EXERCISE TASK: Retype every entry exactly, character for character.

>>

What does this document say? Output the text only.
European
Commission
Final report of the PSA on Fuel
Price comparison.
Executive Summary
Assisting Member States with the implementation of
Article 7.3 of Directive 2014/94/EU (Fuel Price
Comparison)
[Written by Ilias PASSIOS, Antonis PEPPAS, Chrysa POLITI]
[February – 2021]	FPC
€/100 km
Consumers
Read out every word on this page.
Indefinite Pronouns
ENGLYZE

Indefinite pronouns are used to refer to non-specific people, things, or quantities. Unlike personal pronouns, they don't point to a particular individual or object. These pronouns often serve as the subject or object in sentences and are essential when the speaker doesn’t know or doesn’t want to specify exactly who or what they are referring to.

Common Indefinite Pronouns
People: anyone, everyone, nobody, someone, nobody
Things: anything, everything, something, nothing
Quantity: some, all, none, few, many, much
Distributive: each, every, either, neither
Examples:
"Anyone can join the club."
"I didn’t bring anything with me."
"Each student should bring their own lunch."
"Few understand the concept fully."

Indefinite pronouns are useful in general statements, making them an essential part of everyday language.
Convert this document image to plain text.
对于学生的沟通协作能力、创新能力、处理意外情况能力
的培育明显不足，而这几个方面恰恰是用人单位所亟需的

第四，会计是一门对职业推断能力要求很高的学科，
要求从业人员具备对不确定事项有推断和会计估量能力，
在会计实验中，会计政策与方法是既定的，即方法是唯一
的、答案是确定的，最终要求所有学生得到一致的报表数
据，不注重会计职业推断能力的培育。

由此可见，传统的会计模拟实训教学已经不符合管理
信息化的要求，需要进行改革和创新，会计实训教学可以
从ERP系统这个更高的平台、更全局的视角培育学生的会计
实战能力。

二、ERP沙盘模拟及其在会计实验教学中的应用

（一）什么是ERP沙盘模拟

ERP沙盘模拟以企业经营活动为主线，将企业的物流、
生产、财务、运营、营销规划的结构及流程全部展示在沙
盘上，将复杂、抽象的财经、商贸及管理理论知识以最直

<<

SOLUTION TO THE PROBLEM:
What does this document say? Output the text only.
European
Commission
Final report of the PSA on Fuel
Price comparison.
Executive Summary
Assisting Member States with the implementation of
Article 7.3 of Directive 2014/94/EU (Fuel Price
Comparison)
[Written by Ilias PASSIOS, Antonis PEPPAS, Chrysa POLITI]
[February – 2021]	FPC
€/100 km
Consumers
Read out every word on this page.
Indefinite Pronouns
ENGLYZE

Indefinite pronouns are used to refer to non-specific people, things, or quantities. Unlike personal pronouns, they don't point to a particular individual or object. These pronouns often serve as the subject or object in sentences and are essential when the speaker doesn’t know or doesn’t want to specify exactly who or what they are referring to.

Common Indefinite Pronouns
People: anyone, everyone, nobody, someone, nobody
Things: anything, everything, something, nothing
Quantity: some, all, none, few, many, much
Distributive: each, every, either, neither
Examples:
"Anyone can join the club."
"I didn’t bring anything with me."
"Each student should bring their own lunch."
"Few understand the concept fully."

Indefinite pronouns are useful in general statements, making them an essential part of everyday language.
Convert this document image to plain text.
对于学生的沟通协作能力、创新能力、处理意外情况能力
的培育明显不足，而这几个方面恰恰是用人单位所亟需的

第四，会计是一门对职业推断能力要求很高的学科，
要求从业人员具备对不确定事项有推断和会计估量能力，
在会计实验中，会计政策与方法是既定的，即方法是唯一
的、答案是确定的，最终要求所有学生得到一致的报表数
据，不注重会计职业推断能力的培育。

由此可见，传统的会计模拟实训教学已经不符合管理
信息化的要求，需要进行改革和创新，会计实训教学可以
从ERP系统这个更高的平台、更全局的视角培育学生的会计
实战能力。

二、ERP沙盘模拟及其在会计实验教学中的应用

（一）什么是ERP沙盘模拟

ERP沙盘模拟以企业经营活动为主线，将企业的物流、
生产、财务、运营、营销规划的结构及流程全部展示在沙
盘上，将复杂、抽象的财经、商贸及管理理论知识以最直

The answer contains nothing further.